= WHAT THIS TASK INVOLVES =
Go through the data below and gather each line containing "identity".

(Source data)
- - - - - - -

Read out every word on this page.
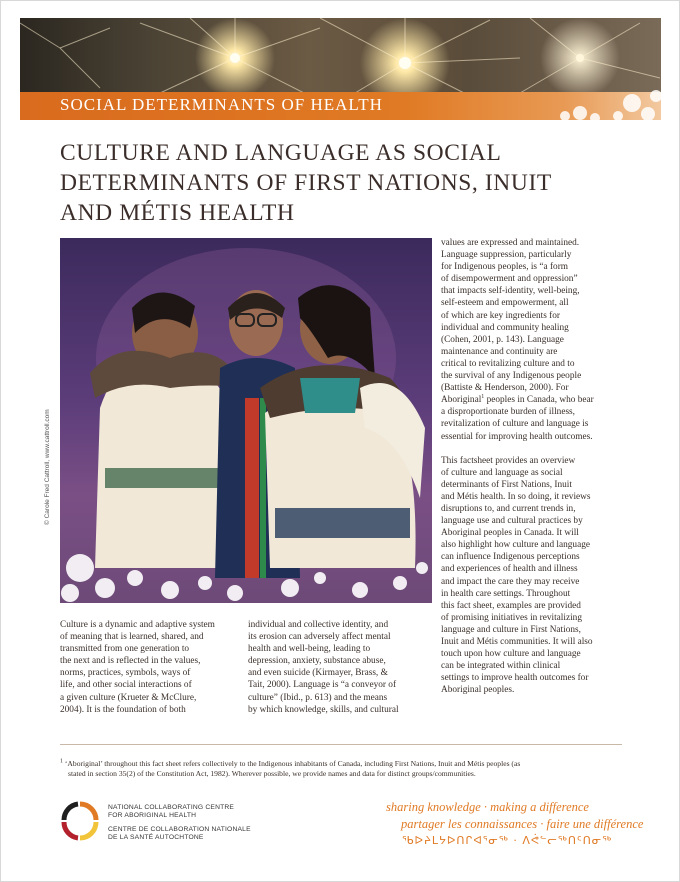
SOCIAL DETERMINANTS OF HEALTH
CULTURE AND LANGUAGE AS SOCIAL
DETERMINANTS OF FIRST NATIONS, INUIT
AND MÉTIS HEALTH
© Carole Fred Cattroll, www.cattroll.com
Culture is a dynamic and adaptive system
of meaning that is learned, shared, and
transmitted from one generation to
the next and is reflected in the values,
norms, practices, symbols, ways of
life, and other social interactions of
a given culture (Krueter & McClure,
2004). It is the foundation of both
individual and collective identity, and
its erosion can adversely affect mental
health and well-being, leading to
depression, anxiety, substance abuse,
and even suicide (Kirmayer, Brass, &
Tait, 2000). Language is “a conveyor of
culture” (Ibid., p. 613) and the means
by which knowledge, skills, and cultural

values are expressed and maintained.
Language suppression, particularly
for Indigenous peoples, is “a form
of disempowerment and oppression”
that impacts self-identity, well-being,
self-esteem and empowerment, all
of which are key ingredients for
individual and community healing
(Cohen, 2001, p. 143). Language
maintenance and continuity are
critical to revitalizing culture and to
the survival of any Indigenous people
(Battiste & Henderson, 2000). For
Aboriginal$^1$ peoples in Canada, who bear
a disproportionate burden of illness,
revitalization of culture and language is
essential for improving health outcomes.

This factsheet provides an overview
of culture and language as social
determinants of First Nations, Inuit
and Métis health. In so doing, it reviews
disruptions to, and current trends in,
language use and cultural practices by
Aboriginal peoples in Canada. It will
also highlight how culture and language
can influence Indigenous perceptions
and experiences of health and illness
and impact the care they may receive
in health care settings. Throughout
this fact sheet, examples are provided
of promising initiatives in revitalizing
language and culture in First Nations,
Inuit and Métis communities. It will also
touch upon how culture and language
can be integrated within clinical
settings to improve health outcomes for
Aboriginal peoples.

$^1$ ‘Aboriginal’ throughout this fact sheet refers collectively to the Indigenous inhabitants of Canada, including First Nations, Inuit and Métis peoples (as
stated in section 35(2) of the Constitution Act, 1982). Wherever possible, we provide names and data for distinct groups/communities.
NATIONAL COLLABORATING CENTRE
FOR ABORIGINAL HEALTH
CENTRE DE COLLABORATION NATIONALE
DE LA SANTÉ AUTOCHTONE
sharing knowledge · making a difference
partager les connaissances · faire une différence
ᖃᐅᔨᒪᔭᐅᑎᒋᐊᕐᓂᖅ · ᐱᕚᓪᓕᖅᑎᑦᑎᓂᖅ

- - - - - - -

= FULL ANSWER =
individual and collective identity, and
that impacts self-identity, well-being,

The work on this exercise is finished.